▸ Problem description
Find every line with the string "Finance" in it, count them, and reply with that count only.

▸ Records supplied
■ ■ ■ ■ ■

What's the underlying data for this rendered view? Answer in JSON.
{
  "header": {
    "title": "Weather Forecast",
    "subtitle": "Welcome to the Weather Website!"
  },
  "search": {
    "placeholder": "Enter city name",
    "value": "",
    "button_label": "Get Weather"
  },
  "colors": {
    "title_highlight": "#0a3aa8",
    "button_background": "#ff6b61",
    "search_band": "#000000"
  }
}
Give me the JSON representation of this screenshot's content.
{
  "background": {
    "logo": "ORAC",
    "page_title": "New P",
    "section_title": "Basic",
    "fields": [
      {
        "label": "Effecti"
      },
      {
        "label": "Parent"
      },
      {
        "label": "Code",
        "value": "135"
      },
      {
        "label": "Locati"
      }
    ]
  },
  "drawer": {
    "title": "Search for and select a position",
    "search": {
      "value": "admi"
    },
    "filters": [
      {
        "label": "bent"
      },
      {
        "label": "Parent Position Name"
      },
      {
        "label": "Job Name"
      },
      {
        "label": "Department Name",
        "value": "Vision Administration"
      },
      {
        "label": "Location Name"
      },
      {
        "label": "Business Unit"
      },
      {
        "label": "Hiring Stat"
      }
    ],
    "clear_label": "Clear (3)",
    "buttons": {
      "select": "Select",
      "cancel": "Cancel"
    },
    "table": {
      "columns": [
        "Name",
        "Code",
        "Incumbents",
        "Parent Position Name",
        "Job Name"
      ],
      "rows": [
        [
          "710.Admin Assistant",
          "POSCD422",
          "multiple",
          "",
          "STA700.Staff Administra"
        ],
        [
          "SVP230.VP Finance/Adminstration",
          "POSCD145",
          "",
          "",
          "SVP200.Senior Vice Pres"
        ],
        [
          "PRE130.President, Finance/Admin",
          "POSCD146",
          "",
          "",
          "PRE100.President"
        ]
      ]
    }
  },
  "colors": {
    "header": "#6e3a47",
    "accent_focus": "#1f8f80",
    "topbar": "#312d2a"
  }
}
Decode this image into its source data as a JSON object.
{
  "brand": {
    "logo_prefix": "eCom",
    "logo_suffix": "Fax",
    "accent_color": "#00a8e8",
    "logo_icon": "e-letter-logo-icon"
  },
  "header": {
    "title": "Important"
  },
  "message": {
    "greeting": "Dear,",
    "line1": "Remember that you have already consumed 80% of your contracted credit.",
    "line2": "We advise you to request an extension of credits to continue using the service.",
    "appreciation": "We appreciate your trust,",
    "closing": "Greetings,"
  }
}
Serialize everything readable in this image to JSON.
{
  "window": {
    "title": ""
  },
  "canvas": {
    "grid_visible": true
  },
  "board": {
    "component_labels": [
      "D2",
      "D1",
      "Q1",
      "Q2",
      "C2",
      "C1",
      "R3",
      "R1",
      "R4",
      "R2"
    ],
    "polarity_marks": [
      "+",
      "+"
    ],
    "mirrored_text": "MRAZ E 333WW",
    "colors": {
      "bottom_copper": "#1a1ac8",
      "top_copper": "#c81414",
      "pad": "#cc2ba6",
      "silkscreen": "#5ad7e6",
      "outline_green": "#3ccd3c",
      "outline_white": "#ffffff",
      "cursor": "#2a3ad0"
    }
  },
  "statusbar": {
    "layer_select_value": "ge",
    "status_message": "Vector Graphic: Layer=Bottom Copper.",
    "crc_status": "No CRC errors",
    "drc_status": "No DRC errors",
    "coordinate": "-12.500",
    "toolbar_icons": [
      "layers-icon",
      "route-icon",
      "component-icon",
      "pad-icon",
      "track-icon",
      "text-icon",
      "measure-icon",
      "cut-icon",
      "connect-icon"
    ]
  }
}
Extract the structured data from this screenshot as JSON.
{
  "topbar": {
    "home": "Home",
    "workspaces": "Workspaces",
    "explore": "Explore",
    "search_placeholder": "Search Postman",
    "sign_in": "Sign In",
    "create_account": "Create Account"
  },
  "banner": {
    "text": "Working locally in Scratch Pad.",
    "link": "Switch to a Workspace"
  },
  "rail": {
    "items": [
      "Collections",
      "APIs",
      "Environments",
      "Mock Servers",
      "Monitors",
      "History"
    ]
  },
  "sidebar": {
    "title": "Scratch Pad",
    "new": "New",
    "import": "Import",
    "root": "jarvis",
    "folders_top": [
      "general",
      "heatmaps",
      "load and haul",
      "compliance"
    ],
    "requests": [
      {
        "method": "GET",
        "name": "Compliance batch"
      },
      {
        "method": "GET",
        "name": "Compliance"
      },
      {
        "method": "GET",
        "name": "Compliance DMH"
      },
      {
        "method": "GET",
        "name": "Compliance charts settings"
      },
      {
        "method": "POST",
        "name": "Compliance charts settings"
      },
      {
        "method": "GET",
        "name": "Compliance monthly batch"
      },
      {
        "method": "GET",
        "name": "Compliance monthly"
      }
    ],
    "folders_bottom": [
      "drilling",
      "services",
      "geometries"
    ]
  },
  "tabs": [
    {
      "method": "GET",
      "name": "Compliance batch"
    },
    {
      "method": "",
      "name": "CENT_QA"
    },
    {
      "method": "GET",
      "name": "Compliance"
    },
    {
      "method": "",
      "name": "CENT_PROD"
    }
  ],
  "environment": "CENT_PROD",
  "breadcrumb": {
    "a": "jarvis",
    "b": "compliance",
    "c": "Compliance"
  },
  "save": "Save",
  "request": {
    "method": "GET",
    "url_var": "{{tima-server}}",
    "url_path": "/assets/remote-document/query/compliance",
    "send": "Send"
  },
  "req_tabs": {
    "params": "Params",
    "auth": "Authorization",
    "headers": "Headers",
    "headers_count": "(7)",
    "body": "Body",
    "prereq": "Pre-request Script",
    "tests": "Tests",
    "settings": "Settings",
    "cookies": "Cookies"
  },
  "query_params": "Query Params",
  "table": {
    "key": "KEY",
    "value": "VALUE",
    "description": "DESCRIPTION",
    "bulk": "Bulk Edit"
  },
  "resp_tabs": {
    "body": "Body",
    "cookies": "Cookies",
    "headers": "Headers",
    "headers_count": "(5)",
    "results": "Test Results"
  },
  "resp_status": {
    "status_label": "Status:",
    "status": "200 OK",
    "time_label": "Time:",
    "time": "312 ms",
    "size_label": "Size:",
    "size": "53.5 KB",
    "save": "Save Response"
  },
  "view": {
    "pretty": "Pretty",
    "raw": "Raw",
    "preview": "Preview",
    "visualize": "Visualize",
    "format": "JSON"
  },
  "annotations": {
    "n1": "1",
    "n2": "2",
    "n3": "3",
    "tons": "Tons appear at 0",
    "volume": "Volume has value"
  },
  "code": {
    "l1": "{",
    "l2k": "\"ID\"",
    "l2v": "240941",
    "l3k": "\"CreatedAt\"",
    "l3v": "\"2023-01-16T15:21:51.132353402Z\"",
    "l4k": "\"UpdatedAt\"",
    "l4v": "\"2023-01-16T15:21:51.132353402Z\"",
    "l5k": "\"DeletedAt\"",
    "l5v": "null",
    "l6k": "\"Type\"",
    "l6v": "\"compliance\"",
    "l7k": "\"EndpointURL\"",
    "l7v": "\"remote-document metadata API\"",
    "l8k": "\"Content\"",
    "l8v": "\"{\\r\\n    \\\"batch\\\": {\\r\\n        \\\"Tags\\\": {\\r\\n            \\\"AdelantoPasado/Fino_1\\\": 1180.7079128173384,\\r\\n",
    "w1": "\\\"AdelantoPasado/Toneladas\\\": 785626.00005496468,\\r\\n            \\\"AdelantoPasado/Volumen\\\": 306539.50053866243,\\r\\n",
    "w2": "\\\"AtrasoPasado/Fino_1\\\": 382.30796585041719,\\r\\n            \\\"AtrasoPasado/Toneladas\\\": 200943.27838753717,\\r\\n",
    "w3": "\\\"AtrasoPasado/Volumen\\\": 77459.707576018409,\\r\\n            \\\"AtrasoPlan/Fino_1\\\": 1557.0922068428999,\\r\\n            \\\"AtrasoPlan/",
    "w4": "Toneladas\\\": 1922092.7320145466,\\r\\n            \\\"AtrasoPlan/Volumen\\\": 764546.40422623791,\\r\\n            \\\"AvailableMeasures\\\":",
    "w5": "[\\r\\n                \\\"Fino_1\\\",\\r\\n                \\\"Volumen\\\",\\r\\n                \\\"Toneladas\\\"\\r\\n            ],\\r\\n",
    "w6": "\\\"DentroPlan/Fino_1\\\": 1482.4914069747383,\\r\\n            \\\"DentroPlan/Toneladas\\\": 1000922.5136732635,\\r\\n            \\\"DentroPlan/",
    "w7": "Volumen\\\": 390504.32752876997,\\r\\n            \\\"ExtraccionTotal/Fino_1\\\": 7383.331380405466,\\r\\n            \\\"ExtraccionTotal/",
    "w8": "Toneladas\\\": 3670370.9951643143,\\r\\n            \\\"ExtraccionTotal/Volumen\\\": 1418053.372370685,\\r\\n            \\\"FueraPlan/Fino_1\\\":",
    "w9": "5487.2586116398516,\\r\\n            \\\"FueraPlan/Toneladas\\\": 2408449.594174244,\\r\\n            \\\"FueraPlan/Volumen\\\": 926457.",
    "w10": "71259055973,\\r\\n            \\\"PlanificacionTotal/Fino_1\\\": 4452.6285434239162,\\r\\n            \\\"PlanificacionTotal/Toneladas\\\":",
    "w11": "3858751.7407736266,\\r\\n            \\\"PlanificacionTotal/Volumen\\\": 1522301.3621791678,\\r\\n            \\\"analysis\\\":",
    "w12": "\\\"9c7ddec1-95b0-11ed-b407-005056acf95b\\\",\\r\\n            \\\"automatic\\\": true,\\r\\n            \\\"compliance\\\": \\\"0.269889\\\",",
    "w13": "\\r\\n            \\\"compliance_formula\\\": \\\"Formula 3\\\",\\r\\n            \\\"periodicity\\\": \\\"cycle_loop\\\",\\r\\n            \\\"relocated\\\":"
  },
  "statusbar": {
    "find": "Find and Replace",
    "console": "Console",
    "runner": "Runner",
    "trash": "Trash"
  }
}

■ ■ ■ ■ ■

▸ Response to the exercise
2